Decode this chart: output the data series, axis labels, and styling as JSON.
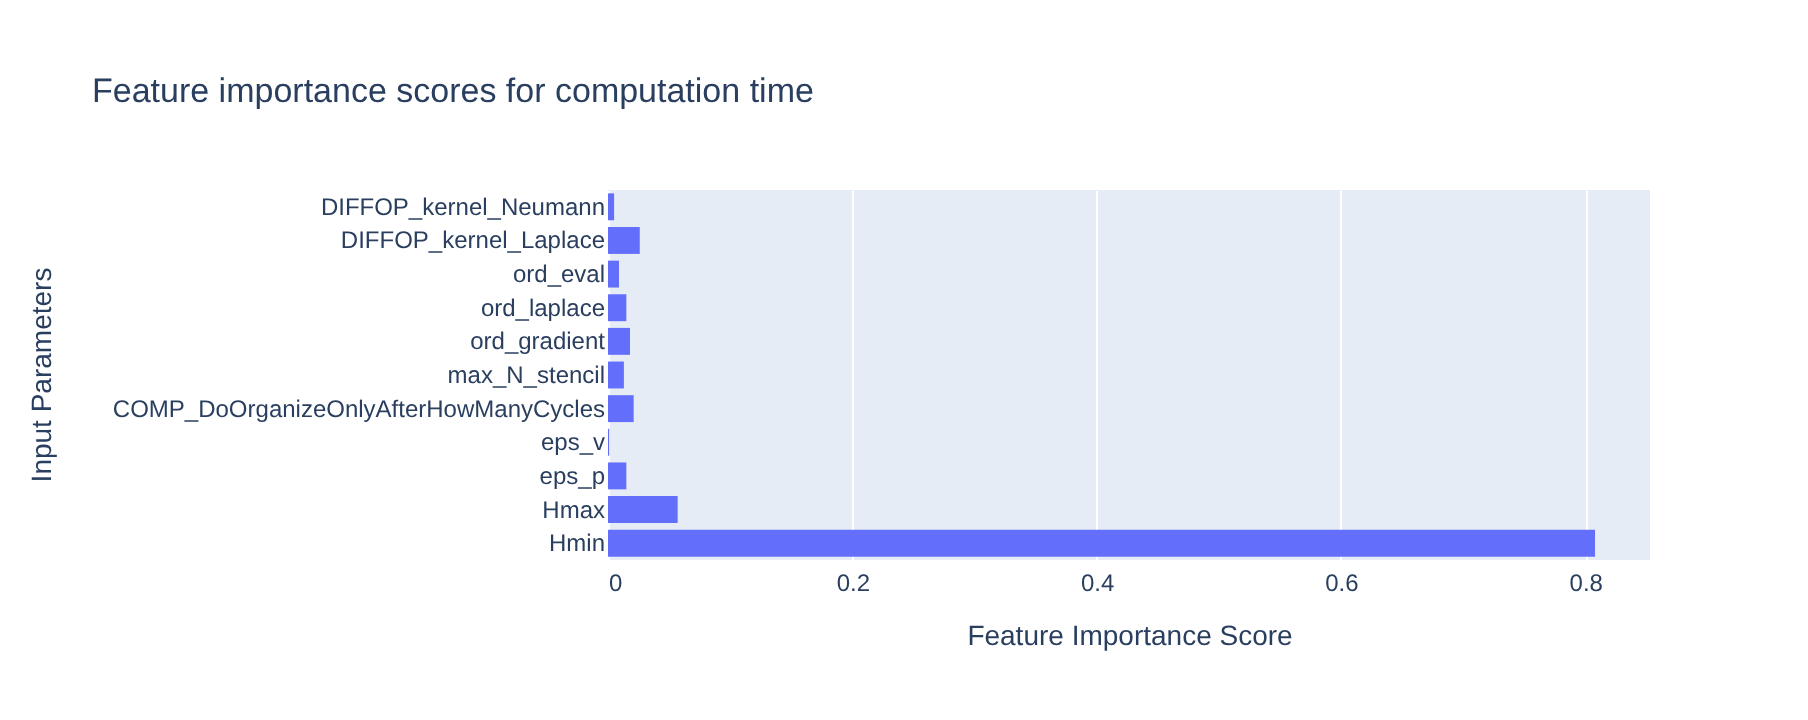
{
  "chart_data": {
    "type": "bar",
    "orientation": "horizontal",
    "title": "Feature importance scores for computation time",
    "xlabel": "Feature Importance Score",
    "ylabel": "Input Parameters",
    "categories": [
      "DIFFOP_kernel_Neumann",
      "DIFFOP_kernel_Laplace",
      "ord_eval",
      "ord_laplace",
      "ord_gradient",
      "max_N_stencil",
      "COMP_DoOrganizeOnlyAfterHowManyCycles",
      "eps_v",
      "eps_p",
      "Hmax",
      "Hmin"
    ],
    "values": [
      0.005,
      0.026,
      0.009,
      0.015,
      0.018,
      0.013,
      0.021,
      0.001,
      0.015,
      0.057,
      0.808
    ],
    "color": "#636efa",
    "xlim": [
      0,
      0.853
    ],
    "xticks": [
      0,
      0.2,
      0.4,
      0.6,
      0.8
    ],
    "grid": "x"
  }
}
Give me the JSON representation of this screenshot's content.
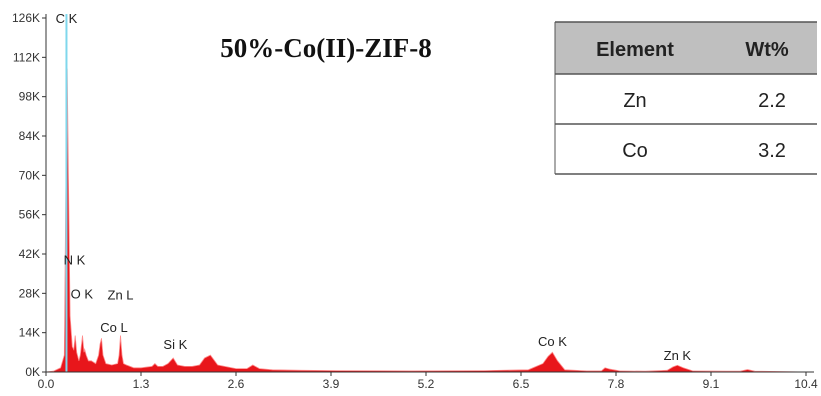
{
  "chart_data": {
    "type": "area",
    "title": "50%-Co(II)-ZIF-8",
    "xlabel": "",
    "ylabel": "",
    "xlim": [
      0,
      10.4
    ],
    "ylim": [
      0,
      126
    ],
    "x_ticks": [
      "0.0",
      "1.3",
      "2.6",
      "3.9",
      "5.2",
      "6.5",
      "7.8",
      "9.1",
      "10.4"
    ],
    "y_ticks": [
      "0K",
      "14K",
      "28K",
      "42K",
      "56K",
      "70K",
      "84K",
      "98K",
      "112K",
      "126K"
    ],
    "y_unit": "K counts",
    "grid": false,
    "fill_color": "#e8161b",
    "outline_color": "#ff8a8a",
    "marker_color": "#7fd7ec",
    "marker_x": 0.28,
    "series": [
      {
        "x": [
          0.0,
          0.1,
          0.2,
          0.25,
          0.27,
          0.29,
          0.31,
          0.33,
          0.36,
          0.38,
          0.4,
          0.42,
          0.45,
          0.47,
          0.5,
          0.52,
          0.53,
          0.55,
          0.58,
          0.62,
          0.68,
          0.72,
          0.74,
          0.76,
          0.78,
          0.82,
          0.9,
          0.98,
          1.0,
          1.02,
          1.04,
          1.06,
          1.1,
          1.2,
          1.3,
          1.45,
          1.49,
          1.53,
          1.6,
          1.67,
          1.74,
          1.8,
          1.9,
          2.0,
          2.1,
          2.17,
          2.25,
          2.35,
          2.6,
          2.75,
          2.83,
          2.92,
          3.1,
          3.5,
          4.0,
          5.0,
          6.0,
          6.6,
          6.8,
          6.87,
          6.93,
          7.0,
          7.1,
          7.4,
          7.6,
          7.65,
          7.72,
          7.85,
          8.2,
          8.5,
          8.58,
          8.64,
          8.72,
          8.85,
          9.3,
          9.5,
          9.6,
          9.7,
          9.9,
          10.4
        ],
        "values": [
          0,
          0.3,
          1.5,
          6,
          60,
          108,
          62,
          20,
          9,
          8,
          13,
          7,
          4,
          6,
          13,
          7,
          8,
          6,
          4,
          4,
          3,
          6,
          10,
          12,
          6,
          3,
          2.5,
          3,
          6,
          13,
          6,
          3,
          2.5,
          1.5,
          1.5,
          2,
          3,
          2,
          2,
          3,
          5,
          2.5,
          2,
          2,
          2.5,
          5,
          6,
          2.5,
          1.2,
          1.2,
          2.5,
          1.2,
          0.8,
          0.6,
          0.5,
          0.4,
          0.5,
          0.8,
          3,
          5.5,
          7,
          4,
          0.8,
          0.4,
          0.4,
          1.5,
          1,
          0.4,
          0.3,
          0.6,
          1.8,
          2.4,
          1.5,
          0.4,
          0.3,
          0.3,
          0.9,
          0.3,
          0.2,
          0
        ]
      }
    ],
    "peak_labels": [
      {
        "text": "C  K",
        "x": 0.28,
        "y": 126
      },
      {
        "text": "N  K",
        "x": 0.39,
        "y": 40
      },
      {
        "text": "O  K",
        "x": 0.49,
        "y": 28
      },
      {
        "text": "Zn L",
        "x": 1.02,
        "y": 27.5
      },
      {
        "text": "Co L",
        "x": 0.93,
        "y": 16
      },
      {
        "text": "Si K",
        "x": 1.77,
        "y": 10
      },
      {
        "text": "Co K",
        "x": 6.93,
        "y": 11
      },
      {
        "text": "Zn K",
        "x": 8.64,
        "y": 6
      }
    ]
  },
  "table": {
    "headers": [
      "Element",
      "Wt%"
    ],
    "rows": [
      {
        "element": "Zn",
        "wt": "2.2"
      },
      {
        "element": "Co",
        "wt": "3.2"
      }
    ],
    "header_bg": "#bfbfbf"
  }
}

-------------------------

Print all of the entries word for word. Skip any images they contain.

§ **Response to the exercise**
Decode this chart: output the data series, axis labels, and styling as JSON.
{
  "chart_data": {
    "type": "bar",
    "orientation": "horizontal",
    "title": "Feature importance scores for computation time",
    "xlabel": "Feature Importance Score",
    "ylabel": "Input Parameters",
    "categories": [
      "DIFFOP_kernel_Neumann",
      "DIFFOP_kernel_Laplace",
      "ord_eval",
      "ord_laplace",
      "ord_gradient",
      "max_N_stencil",
      "COMP_DoOrganizeOnlyAfterHowManyCycles",
      "eps_v",
      "eps_p",
      "Hmax",
      "Hmin"
    ],
    "values": [
      0.005,
      0.026,
      0.009,
      0.015,
      0.018,
      0.013,
      0.021,
      0.001,
      0.015,
      0.057,
      0.808
    ],
    "color": "#636efa",
    "xlim": [
      0,
      0.853
    ],
    "xticks": [
      0,
      0.2,
      0.4,
      0.6,
      0.8
    ],
    "grid": "x"
  }
}
Give me the JSON representation of this screenshot's content.
{
  "chart_data": {
    "type": "area",
    "title": "50%-Co(II)-ZIF-8",
    "xlabel": "",
    "ylabel": "",
    "xlim": [
      0,
      10.4
    ],
    "ylim": [
      0,
      126
    ],
    "x_ticks": [
      "0.0",
      "1.3",
      "2.6",
      "3.9",
      "5.2",
      "6.5",
      "7.8",
      "9.1",
      "10.4"
    ],
    "y_ticks": [
      "0K",
      "14K",
      "28K",
      "42K",
      "56K",
      "70K",
      "84K",
      "98K",
      "112K",
      "126K"
    ],
    "y_unit": "K counts",
    "grid": false,
    "fill_color": "#e8161b",
    "outline_color": "#ff8a8a",
    "marker_color": "#7fd7ec",
    "marker_x": 0.28,
    "series": [
      {
        "x": [
          0.0,
          0.1,
          0.2,
          0.25,
          0.27,
          0.29,
          0.31,
          0.33,
          0.36,
          0.38,
          0.4,
          0.42,
          0.45,
          0.47,
          0.5,
          0.52,
          0.53,
          0.55,
          0.58,
          0.62,
          0.68,
          0.72,
          0.74,
          0.76,
          0.78,
          0.82,
          0.9,
          0.98,
          1.0,
          1.02,
          1.04,
          1.06,
          1.1,
          1.2,
          1.3,
          1.45,
          1.49,
          1.53,
          1.6,
          1.67,
          1.74,
          1.8,
          1.9,
          2.0,
          2.1,
          2.17,
          2.25,
          2.35,
          2.6,
          2.75,
          2.83,
          2.92,
          3.1,
          3.5,
          4.0,
          5.0,
          6.0,
          6.6,
          6.8,
          6.87,
          6.93,
          7.0,
          7.1,
          7.4,
          7.6,
          7.65,
          7.72,
          7.85,
          8.2,
          8.5,
          8.58,
          8.64,
          8.72,
          8.85,
          9.3,
          9.5,
          9.6,
          9.7,
          9.9,
          10.4
        ],
        "values": [
          0,
          0.3,
          1.5,
          6,
          60,
          108,
          62,
          20,
          9,
          8,
          13,
          7,
          4,
          6,
          13,
          7,
          8,
          6,
          4,
          4,
          3,
          6,
          10,
          12,
          6,
          3,
          2.5,
          3,
          6,
          13,
          6,
          3,
          2.5,
          1.5,
          1.5,
          2,
          3,
          2,
          2,
          3,
          5,
          2.5,
          2,
          2,
          2.5,
          5,
          6,
          2.5,
          1.2,
          1.2,
          2.5,
          1.2,
          0.8,
          0.6,
          0.5,
          0.4,
          0.5,
          0.8,
          3,
          5.5,
          7,
          4,
          0.8,
          0.4,
          0.4,
          1.5,
          1,
          0.4,
          0.3,
          0.6,
          1.8,
          2.4,
          1.5,
          0.4,
          0.3,
          0.3,
          0.9,
          0.3,
          0.2,
          0
        ]
      }
    ],
    "peak_labels": [
      {
        "text": "C  K",
        "x": 0.28,
        "y": 126
      },
      {
        "text": "N  K",
        "x": 0.39,
        "y": 40
      },
      {
        "text": "O  K",
        "x": 0.49,
        "y": 28
      },
      {
        "text": "Zn L",
        "x": 1.02,
        "y": 27.5
      },
      {
        "text": "Co L",
        "x": 0.93,
        "y": 16
      },
      {
        "text": "Si K",
        "x": 1.77,
        "y": 10
      },
      {
        "text": "Co K",
        "x": 6.93,
        "y": 11
      },
      {
        "text": "Zn K",
        "x": 8.64,
        "y": 6
      }
    ]
  },
  "table": {
    "headers": [
      "Element",
      "Wt%"
    ],
    "rows": [
      {
        "element": "Zn",
        "wt": "2.2"
      },
      {
        "element": "Co",
        "wt": "3.2"
      }
    ],
    "header_bg": "#bfbfbf"
  }
}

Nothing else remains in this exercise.